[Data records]

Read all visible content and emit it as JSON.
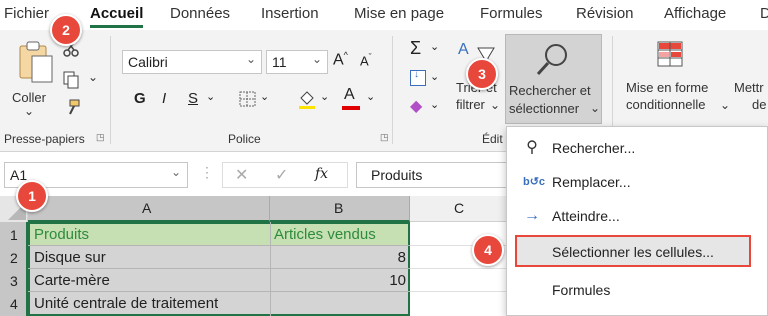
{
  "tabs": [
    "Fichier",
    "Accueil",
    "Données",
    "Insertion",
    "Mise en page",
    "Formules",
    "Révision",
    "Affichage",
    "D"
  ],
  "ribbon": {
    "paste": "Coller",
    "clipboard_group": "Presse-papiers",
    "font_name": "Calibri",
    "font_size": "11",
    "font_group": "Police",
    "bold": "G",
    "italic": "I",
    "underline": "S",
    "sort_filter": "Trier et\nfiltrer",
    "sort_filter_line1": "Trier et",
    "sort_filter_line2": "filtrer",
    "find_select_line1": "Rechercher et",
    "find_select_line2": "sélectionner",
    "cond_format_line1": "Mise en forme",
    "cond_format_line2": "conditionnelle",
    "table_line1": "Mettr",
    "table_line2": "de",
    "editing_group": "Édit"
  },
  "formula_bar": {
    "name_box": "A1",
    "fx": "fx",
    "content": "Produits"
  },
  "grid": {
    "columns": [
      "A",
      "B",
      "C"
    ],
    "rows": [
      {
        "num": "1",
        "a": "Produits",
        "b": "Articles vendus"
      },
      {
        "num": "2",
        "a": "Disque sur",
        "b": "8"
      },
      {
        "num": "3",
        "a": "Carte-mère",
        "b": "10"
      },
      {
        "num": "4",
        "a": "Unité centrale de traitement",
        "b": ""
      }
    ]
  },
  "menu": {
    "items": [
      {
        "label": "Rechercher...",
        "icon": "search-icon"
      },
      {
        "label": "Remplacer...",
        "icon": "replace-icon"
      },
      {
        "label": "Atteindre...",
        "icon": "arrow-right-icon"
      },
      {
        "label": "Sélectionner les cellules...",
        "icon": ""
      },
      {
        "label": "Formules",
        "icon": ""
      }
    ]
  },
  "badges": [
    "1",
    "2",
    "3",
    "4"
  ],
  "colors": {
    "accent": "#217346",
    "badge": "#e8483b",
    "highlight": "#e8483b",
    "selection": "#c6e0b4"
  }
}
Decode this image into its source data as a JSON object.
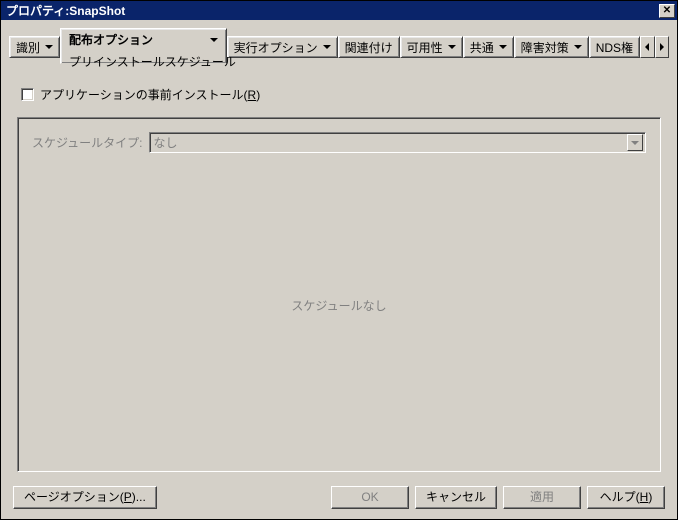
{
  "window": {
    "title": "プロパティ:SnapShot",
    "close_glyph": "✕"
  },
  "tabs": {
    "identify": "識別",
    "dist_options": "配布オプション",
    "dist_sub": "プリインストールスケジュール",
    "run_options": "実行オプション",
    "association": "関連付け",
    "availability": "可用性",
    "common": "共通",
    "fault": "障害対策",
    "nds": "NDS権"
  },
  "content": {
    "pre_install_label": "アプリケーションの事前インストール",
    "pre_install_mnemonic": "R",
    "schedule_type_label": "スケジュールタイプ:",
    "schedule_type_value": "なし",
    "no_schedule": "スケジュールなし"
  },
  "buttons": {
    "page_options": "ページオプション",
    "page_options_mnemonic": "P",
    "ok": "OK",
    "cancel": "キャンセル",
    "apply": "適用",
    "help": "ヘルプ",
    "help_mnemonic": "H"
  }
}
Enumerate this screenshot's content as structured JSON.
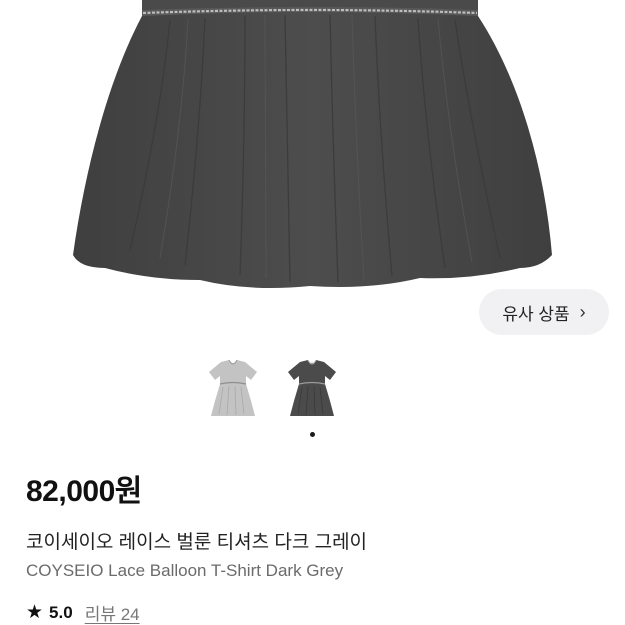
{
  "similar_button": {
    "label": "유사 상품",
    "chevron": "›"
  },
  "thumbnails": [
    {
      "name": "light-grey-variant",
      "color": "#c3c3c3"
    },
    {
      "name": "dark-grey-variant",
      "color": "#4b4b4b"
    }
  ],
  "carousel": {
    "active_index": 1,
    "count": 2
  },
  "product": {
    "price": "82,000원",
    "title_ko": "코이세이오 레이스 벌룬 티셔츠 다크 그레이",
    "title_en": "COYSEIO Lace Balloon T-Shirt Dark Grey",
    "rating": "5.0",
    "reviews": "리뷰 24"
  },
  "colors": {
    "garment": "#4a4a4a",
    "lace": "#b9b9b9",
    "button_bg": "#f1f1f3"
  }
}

> **EXERCISE AIM**
Leave out all images, then reproduce the entries above exactly.

> **FINISHED TASK**
Read all visible content and emit it as JSON.
{
  "tabs": [
    "Fichier",
    "Accueil",
    "Données",
    "Insertion",
    "Mise en page",
    "Formules",
    "Révision",
    "Affichage",
    "D"
  ],
  "ribbon": {
    "paste": "Coller",
    "clipboard_group": "Presse-papiers",
    "font_name": "Calibri",
    "font_size": "11",
    "font_group": "Police",
    "bold": "G",
    "italic": "I",
    "underline": "S",
    "sort_filter": "Trier et\nfiltrer",
    "sort_filter_line1": "Trier et",
    "sort_filter_line2": "filtrer",
    "find_select_line1": "Rechercher et",
    "find_select_line2": "sélectionner",
    "cond_format_line1": "Mise en forme",
    "cond_format_line2": "conditionnelle",
    "table_line1": "Mettr",
    "table_line2": "de",
    "editing_group": "Édit"
  },
  "formula_bar": {
    "name_box": "A1",
    "fx": "fx",
    "content": "Produits"
  },
  "grid": {
    "columns": [
      "A",
      "B",
      "C"
    ],
    "rows": [
      {
        "num": "1",
        "a": "Produits",
        "b": "Articles vendus"
      },
      {
        "num": "2",
        "a": "Disque sur",
        "b": "8"
      },
      {
        "num": "3",
        "a": "Carte-mère",
        "b": "10"
      },
      {
        "num": "4",
        "a": "Unité centrale de traitement",
        "b": ""
      }
    ]
  },
  "menu": {
    "items": [
      {
        "label": "Rechercher...",
        "icon": "search-icon"
      },
      {
        "label": "Remplacer...",
        "icon": "replace-icon"
      },
      {
        "label": "Atteindre...",
        "icon": "arrow-right-icon"
      },
      {
        "label": "Sélectionner les cellules...",
        "icon": ""
      },
      {
        "label": "Formules",
        "icon": ""
      }
    ]
  },
  "badges": [
    "1",
    "2",
    "3",
    "4"
  ],
  "colors": {
    "accent": "#217346",
    "badge": "#e8483b",
    "highlight": "#e8483b",
    "selection": "#c6e0b4"
  }
}
Decode this image into its source data as a JSON object.
{
  "window": {
    "title": "プロパティ:SnapShot",
    "close_glyph": "✕"
  },
  "tabs": {
    "identify": "識別",
    "dist_options": "配布オプション",
    "dist_sub": "プリインストールスケジュール",
    "run_options": "実行オプション",
    "association": "関連付け",
    "availability": "可用性",
    "common": "共通",
    "fault": "障害対策",
    "nds": "NDS権"
  },
  "content": {
    "pre_install_label": "アプリケーションの事前インストール",
    "pre_install_mnemonic": "R",
    "schedule_type_label": "スケジュールタイプ:",
    "schedule_type_value": "なし",
    "no_schedule": "スケジュールなし"
  },
  "buttons": {
    "page_options": "ページオプション",
    "page_options_mnemonic": "P",
    "ok": "OK",
    "cancel": "キャンセル",
    "apply": "適用",
    "help": "ヘルプ",
    "help_mnemonic": "H"
  }
}
Enumerate this screenshot's content as structured JSON.
{
  "similar_button": {
    "label": "유사 상품",
    "chevron": "›"
  },
  "thumbnails": [
    {
      "name": "light-grey-variant",
      "color": "#c3c3c3"
    },
    {
      "name": "dark-grey-variant",
      "color": "#4b4b4b"
    }
  ],
  "carousel": {
    "active_index": 1,
    "count": 2
  },
  "product": {
    "price": "82,000원",
    "title_ko": "코이세이오 레이스 벌룬 티셔츠 다크 그레이",
    "title_en": "COYSEIO Lace Balloon T-Shirt Dark Grey",
    "rating": "5.0",
    "reviews": "리뷰 24"
  },
  "colors": {
    "garment": "#4a4a4a",
    "lace": "#b9b9b9",
    "button_bg": "#f1f1f3"
  }
}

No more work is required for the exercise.